What is the number of lines in the entries that include the word "دراین"? Respond with the number only.

Dataset entries:
[Start]

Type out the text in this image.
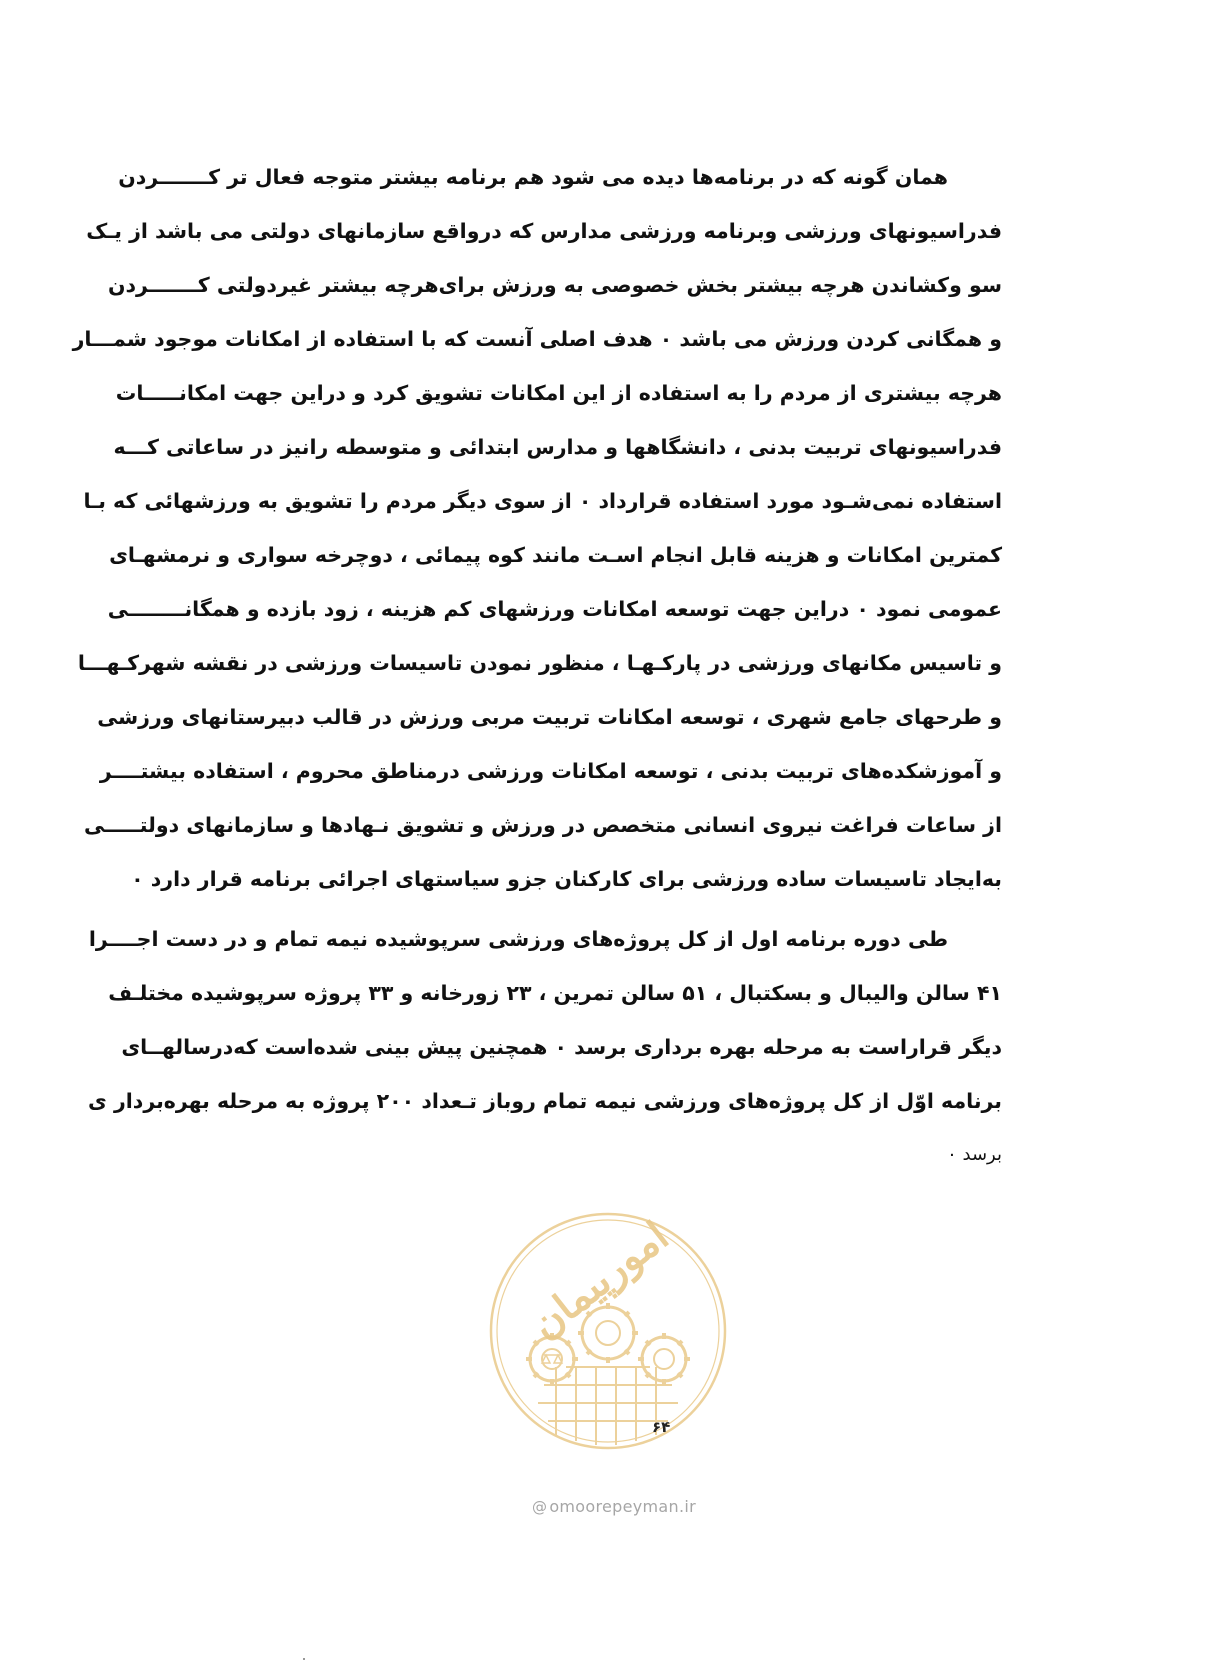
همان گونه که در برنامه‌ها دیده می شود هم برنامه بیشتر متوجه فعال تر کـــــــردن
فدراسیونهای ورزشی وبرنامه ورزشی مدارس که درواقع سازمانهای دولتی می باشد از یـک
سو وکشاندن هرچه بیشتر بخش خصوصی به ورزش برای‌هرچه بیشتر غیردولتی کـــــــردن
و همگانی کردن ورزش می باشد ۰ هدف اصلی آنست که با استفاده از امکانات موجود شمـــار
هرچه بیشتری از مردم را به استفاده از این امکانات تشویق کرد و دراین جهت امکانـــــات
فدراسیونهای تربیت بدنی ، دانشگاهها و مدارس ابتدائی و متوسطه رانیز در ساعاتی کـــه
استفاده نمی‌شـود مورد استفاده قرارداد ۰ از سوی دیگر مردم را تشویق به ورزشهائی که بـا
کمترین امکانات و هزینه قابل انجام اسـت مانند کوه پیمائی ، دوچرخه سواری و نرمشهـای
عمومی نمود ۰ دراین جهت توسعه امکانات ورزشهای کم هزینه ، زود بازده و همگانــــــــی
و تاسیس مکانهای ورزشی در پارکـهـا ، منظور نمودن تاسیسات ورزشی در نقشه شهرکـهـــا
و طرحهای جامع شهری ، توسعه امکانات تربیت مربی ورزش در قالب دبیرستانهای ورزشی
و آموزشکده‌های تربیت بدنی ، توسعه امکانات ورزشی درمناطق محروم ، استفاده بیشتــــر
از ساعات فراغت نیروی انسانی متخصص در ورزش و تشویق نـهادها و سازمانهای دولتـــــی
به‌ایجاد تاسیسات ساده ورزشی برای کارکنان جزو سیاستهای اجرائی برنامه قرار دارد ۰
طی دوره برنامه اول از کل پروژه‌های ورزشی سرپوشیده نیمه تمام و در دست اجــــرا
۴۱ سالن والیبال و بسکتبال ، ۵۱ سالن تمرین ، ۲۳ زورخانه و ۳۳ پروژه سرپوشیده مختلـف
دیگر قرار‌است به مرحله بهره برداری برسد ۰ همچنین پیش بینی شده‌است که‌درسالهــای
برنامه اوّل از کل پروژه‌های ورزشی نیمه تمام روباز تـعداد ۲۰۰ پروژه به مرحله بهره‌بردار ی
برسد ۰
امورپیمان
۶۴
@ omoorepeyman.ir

[End]
[Start]

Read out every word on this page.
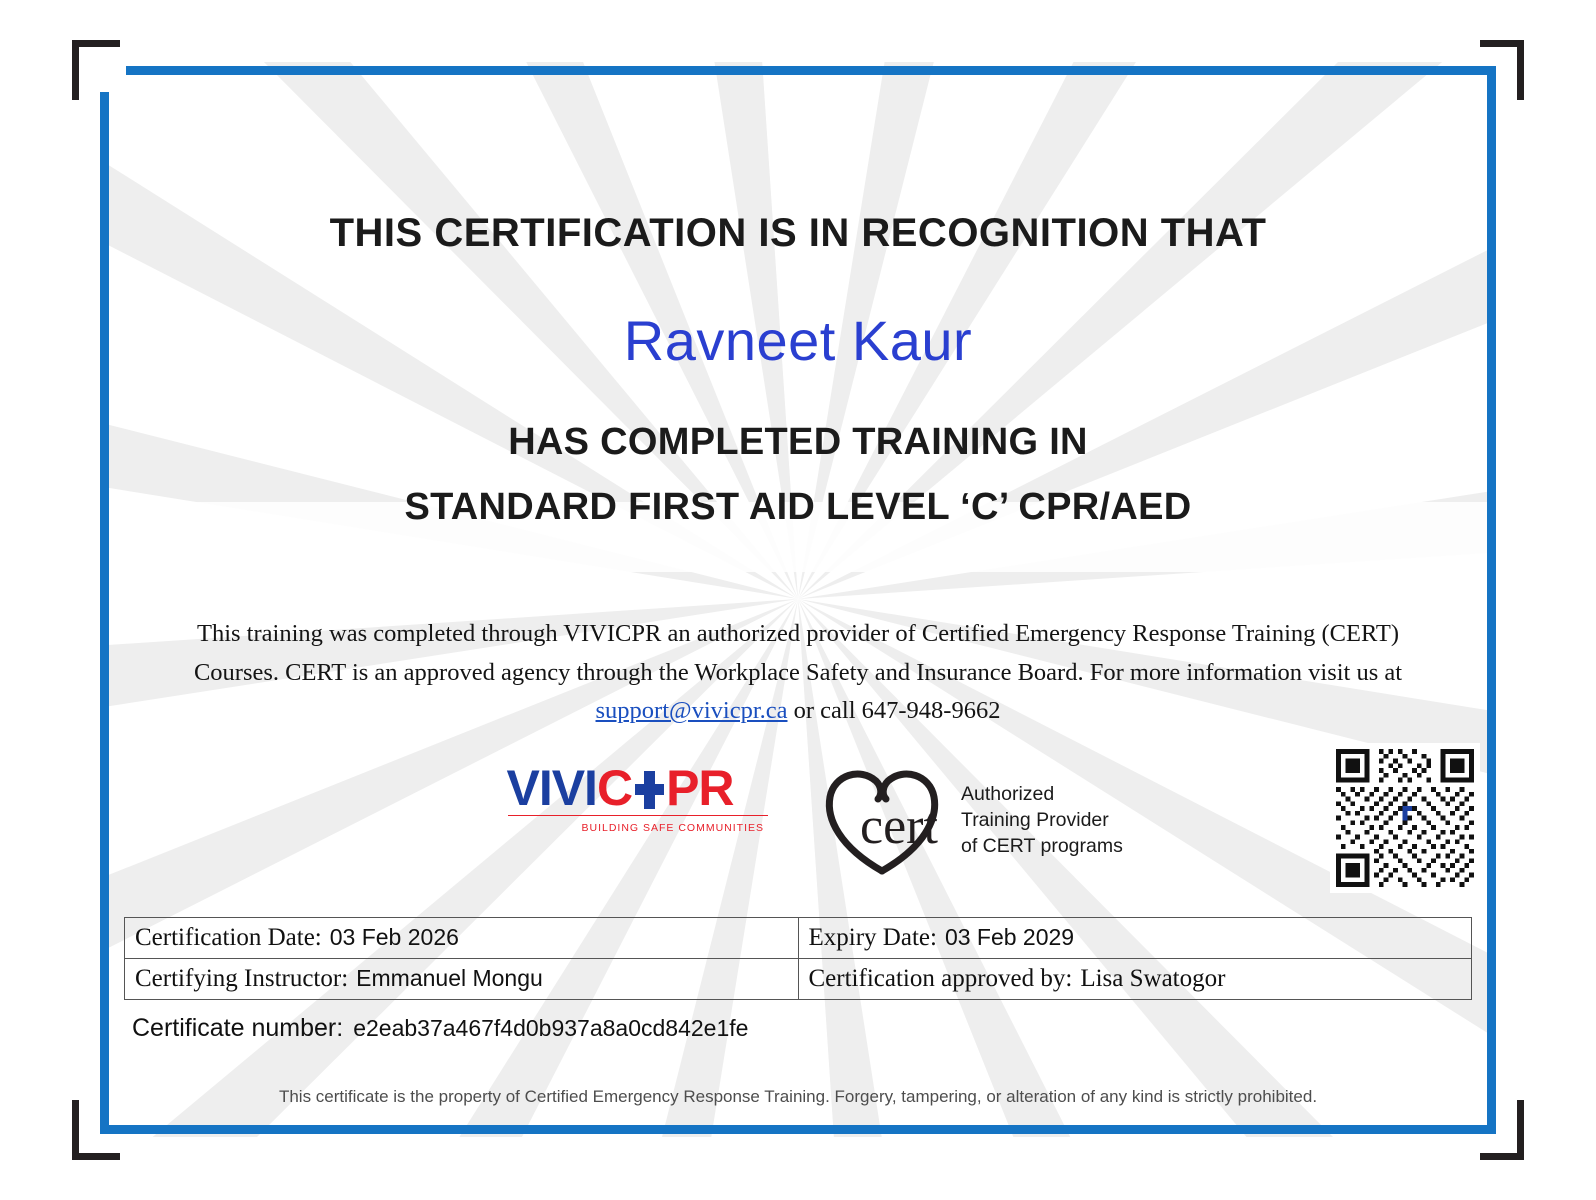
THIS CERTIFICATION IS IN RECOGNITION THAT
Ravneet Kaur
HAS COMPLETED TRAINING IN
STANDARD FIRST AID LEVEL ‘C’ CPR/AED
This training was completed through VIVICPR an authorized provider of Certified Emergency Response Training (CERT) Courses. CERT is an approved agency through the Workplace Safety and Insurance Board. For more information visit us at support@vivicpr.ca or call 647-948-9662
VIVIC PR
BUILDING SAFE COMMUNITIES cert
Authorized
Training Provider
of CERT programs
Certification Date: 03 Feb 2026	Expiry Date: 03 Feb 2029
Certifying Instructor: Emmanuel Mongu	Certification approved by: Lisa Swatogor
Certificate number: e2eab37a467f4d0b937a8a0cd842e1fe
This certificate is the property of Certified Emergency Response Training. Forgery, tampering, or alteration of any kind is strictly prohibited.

[End]
[Start]

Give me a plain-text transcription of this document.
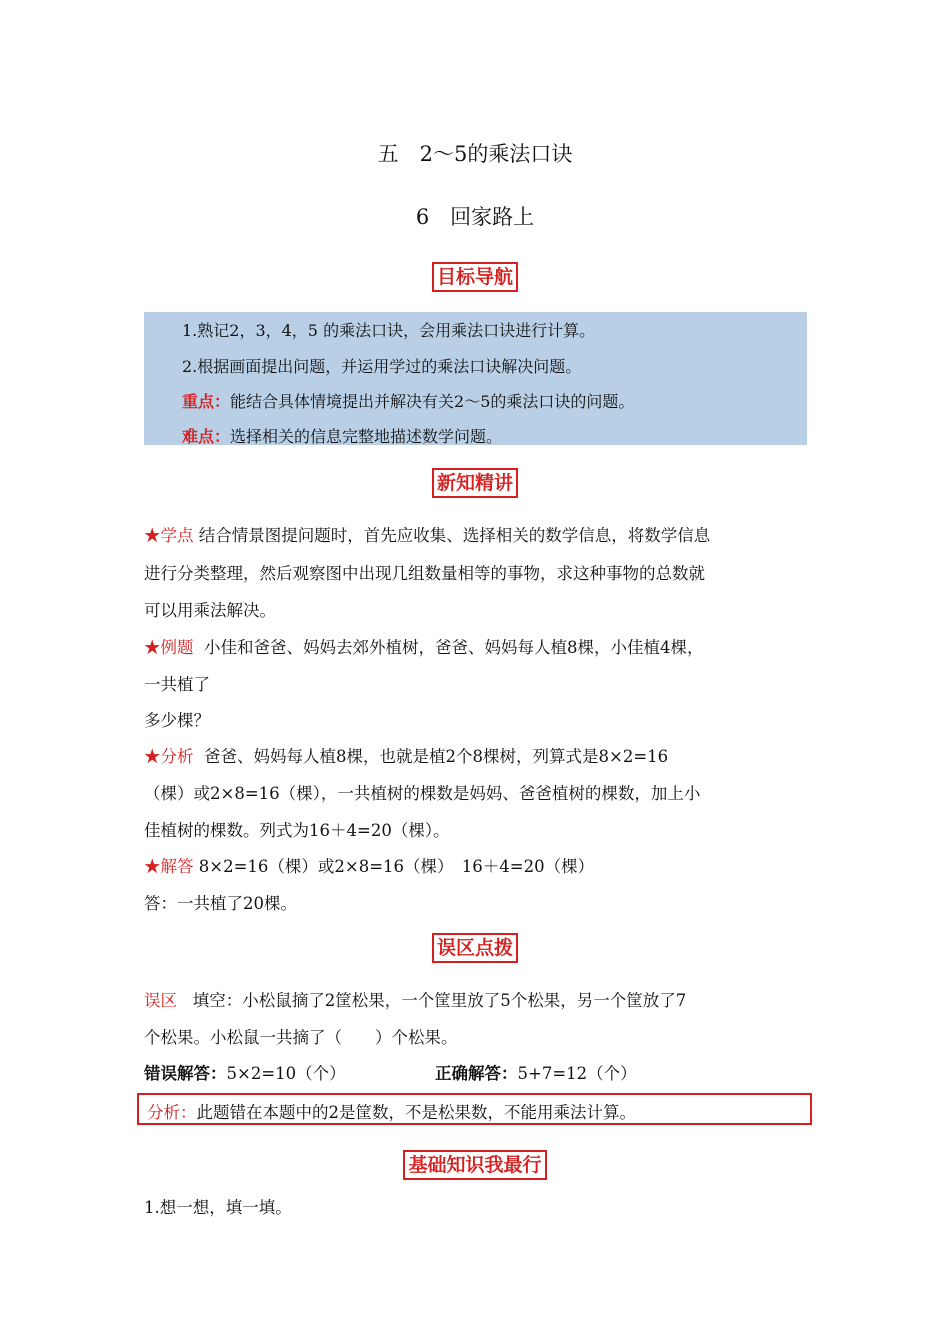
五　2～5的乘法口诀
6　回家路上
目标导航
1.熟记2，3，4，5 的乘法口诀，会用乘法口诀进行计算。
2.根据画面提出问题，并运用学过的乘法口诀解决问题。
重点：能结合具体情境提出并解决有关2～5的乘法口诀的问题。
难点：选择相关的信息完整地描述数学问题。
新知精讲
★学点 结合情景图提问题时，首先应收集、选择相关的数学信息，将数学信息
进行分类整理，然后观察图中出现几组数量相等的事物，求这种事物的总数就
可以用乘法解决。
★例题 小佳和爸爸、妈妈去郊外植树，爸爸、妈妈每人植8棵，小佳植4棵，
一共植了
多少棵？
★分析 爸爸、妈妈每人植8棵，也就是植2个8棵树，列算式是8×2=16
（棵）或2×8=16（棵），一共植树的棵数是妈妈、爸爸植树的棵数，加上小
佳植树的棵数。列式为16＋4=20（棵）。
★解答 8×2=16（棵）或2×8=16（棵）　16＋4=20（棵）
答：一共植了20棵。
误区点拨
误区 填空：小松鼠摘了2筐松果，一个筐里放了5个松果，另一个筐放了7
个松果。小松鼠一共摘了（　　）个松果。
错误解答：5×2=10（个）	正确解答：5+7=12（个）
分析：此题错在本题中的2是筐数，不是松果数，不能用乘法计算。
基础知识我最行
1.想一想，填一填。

[End]

• _REPLY_:
2